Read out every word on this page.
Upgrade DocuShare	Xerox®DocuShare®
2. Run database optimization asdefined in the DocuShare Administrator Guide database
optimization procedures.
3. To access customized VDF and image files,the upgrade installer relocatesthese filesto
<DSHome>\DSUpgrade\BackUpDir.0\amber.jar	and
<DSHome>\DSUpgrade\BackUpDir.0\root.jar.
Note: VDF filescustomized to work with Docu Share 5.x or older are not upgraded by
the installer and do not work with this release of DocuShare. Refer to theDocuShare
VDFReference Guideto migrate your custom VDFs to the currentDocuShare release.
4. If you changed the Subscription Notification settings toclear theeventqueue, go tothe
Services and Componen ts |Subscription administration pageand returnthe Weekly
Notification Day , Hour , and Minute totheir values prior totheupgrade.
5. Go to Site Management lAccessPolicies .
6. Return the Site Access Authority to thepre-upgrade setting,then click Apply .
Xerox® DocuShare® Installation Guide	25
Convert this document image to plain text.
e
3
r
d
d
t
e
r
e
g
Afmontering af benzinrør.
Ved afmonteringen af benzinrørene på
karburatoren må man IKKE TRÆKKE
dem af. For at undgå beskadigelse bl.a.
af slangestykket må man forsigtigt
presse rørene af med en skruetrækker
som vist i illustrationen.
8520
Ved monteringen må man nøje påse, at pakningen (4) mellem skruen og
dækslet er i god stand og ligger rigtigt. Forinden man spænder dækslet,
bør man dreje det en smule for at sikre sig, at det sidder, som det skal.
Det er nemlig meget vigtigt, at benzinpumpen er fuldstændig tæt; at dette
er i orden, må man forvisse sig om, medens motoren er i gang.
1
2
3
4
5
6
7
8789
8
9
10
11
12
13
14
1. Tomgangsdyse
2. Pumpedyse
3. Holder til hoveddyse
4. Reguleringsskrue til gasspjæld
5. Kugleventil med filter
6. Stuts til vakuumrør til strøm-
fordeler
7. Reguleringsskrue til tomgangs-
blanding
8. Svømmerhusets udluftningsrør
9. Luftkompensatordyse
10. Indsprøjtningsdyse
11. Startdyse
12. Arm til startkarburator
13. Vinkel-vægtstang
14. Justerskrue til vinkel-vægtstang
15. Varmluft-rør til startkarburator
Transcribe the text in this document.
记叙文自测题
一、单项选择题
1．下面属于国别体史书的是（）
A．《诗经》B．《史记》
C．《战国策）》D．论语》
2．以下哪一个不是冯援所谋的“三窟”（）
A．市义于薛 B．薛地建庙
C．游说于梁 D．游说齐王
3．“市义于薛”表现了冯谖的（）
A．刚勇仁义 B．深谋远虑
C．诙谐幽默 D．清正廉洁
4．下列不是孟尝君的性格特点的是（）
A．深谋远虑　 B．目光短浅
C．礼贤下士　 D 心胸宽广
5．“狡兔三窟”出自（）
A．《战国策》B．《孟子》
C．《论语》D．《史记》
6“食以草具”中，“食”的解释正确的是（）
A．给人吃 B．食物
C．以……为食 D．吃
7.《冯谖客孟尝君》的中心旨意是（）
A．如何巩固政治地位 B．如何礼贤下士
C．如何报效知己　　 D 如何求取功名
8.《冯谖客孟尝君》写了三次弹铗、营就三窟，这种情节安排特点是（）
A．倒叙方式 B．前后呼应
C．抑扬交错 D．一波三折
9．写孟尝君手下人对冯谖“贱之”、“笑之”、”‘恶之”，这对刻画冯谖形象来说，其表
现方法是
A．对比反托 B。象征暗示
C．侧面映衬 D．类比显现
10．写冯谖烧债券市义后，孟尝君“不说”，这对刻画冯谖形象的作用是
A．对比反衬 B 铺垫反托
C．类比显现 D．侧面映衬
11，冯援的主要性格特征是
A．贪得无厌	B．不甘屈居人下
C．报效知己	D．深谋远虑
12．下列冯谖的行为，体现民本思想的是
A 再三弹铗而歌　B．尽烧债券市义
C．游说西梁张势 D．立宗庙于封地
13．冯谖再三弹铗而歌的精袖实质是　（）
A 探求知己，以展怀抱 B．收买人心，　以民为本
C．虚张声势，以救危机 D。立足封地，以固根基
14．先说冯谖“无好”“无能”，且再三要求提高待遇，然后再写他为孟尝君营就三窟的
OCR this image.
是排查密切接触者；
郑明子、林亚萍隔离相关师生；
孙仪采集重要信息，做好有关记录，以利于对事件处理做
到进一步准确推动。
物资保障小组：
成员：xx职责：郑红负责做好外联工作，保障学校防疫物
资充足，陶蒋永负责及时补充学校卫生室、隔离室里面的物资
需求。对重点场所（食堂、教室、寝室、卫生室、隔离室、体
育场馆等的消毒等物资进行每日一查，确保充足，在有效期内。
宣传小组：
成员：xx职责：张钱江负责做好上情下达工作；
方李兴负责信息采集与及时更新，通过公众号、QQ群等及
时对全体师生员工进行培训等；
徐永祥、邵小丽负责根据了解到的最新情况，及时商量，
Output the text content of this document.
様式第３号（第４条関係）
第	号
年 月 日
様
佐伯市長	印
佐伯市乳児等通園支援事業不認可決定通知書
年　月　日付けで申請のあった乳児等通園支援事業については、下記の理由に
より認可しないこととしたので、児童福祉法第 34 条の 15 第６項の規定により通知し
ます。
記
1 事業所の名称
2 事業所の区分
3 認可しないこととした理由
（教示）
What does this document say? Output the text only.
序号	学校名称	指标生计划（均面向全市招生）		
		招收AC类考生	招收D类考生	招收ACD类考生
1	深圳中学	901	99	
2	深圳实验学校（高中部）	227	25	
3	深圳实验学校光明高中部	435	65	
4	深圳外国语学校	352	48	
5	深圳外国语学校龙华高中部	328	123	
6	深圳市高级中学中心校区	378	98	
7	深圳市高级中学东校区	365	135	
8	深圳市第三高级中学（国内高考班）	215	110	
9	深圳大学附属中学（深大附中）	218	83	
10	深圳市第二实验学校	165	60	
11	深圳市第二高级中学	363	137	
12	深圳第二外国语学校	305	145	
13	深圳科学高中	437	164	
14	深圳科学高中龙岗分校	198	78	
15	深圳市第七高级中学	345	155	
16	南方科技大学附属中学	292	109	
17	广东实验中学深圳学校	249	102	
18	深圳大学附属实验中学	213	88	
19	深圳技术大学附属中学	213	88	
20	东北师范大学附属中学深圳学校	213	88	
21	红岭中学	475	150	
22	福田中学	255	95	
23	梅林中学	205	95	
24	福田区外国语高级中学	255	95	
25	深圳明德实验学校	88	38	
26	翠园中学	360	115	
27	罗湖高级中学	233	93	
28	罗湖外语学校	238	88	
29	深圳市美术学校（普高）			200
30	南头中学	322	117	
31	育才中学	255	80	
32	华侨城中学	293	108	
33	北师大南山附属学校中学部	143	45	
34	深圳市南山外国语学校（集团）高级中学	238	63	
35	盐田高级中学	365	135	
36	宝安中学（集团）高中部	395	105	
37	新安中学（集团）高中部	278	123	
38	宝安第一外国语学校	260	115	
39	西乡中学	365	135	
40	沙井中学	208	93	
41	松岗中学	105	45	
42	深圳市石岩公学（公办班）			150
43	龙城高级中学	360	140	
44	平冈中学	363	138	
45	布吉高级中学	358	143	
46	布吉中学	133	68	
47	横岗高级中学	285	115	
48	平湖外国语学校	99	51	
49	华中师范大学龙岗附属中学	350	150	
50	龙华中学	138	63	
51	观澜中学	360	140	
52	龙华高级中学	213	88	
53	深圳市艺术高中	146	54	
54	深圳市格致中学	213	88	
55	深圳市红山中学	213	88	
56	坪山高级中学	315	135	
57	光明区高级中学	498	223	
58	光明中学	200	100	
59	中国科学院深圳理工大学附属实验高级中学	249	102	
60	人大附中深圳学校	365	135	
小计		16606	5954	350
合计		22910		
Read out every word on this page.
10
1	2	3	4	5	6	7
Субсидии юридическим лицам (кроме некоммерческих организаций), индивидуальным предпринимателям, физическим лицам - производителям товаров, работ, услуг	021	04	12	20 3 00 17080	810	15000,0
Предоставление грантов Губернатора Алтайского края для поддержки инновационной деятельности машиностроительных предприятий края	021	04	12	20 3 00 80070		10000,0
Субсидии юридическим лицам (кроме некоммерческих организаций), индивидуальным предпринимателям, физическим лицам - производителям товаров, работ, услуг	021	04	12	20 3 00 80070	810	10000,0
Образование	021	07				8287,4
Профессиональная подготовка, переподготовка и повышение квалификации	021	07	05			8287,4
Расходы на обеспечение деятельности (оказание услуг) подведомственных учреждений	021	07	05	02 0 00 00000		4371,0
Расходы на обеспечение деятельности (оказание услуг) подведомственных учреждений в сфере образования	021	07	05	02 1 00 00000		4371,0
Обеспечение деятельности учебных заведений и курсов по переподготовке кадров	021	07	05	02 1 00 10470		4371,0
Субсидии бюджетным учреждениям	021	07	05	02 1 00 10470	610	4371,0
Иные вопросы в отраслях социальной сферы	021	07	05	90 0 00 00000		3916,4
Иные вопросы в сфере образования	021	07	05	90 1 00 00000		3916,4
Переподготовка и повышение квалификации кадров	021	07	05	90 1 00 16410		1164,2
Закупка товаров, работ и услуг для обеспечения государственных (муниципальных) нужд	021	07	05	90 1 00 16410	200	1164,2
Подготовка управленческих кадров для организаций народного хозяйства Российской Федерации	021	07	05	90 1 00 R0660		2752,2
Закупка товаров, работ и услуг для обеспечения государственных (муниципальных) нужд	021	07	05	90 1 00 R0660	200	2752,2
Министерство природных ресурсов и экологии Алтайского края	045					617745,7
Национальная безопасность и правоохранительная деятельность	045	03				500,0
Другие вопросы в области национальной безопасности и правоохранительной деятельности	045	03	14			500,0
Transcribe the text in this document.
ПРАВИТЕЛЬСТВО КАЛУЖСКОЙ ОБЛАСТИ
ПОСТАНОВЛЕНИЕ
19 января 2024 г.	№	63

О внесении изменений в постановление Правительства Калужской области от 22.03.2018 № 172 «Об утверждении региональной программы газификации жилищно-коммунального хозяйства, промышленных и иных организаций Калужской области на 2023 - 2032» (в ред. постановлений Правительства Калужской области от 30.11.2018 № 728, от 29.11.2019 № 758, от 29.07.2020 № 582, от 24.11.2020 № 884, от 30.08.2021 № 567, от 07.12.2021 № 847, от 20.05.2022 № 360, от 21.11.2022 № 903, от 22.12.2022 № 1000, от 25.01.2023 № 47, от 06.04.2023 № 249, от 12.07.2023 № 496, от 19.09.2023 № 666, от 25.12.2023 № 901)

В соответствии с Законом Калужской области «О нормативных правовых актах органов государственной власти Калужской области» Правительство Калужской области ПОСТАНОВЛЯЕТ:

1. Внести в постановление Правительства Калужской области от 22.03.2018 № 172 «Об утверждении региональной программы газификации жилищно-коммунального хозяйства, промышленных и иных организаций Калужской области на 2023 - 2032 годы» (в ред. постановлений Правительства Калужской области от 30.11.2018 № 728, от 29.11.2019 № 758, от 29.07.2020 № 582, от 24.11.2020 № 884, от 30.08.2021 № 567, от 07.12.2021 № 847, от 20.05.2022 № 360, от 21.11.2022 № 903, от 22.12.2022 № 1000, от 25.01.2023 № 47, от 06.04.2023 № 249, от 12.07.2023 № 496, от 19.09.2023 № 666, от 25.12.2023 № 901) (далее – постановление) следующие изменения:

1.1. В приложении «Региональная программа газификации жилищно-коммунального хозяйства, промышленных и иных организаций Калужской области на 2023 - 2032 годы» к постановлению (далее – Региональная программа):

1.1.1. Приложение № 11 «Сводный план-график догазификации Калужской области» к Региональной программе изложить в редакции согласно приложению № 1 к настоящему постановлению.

### Exercise objective:
Which lines above hold the word "document"? Copy each of them.

### Answer:
Convert this document image to plain text.
Transcribe the text in this document.
Output the text content of this document.
What does this document say? Output the text only.
Transcribe the text in this document.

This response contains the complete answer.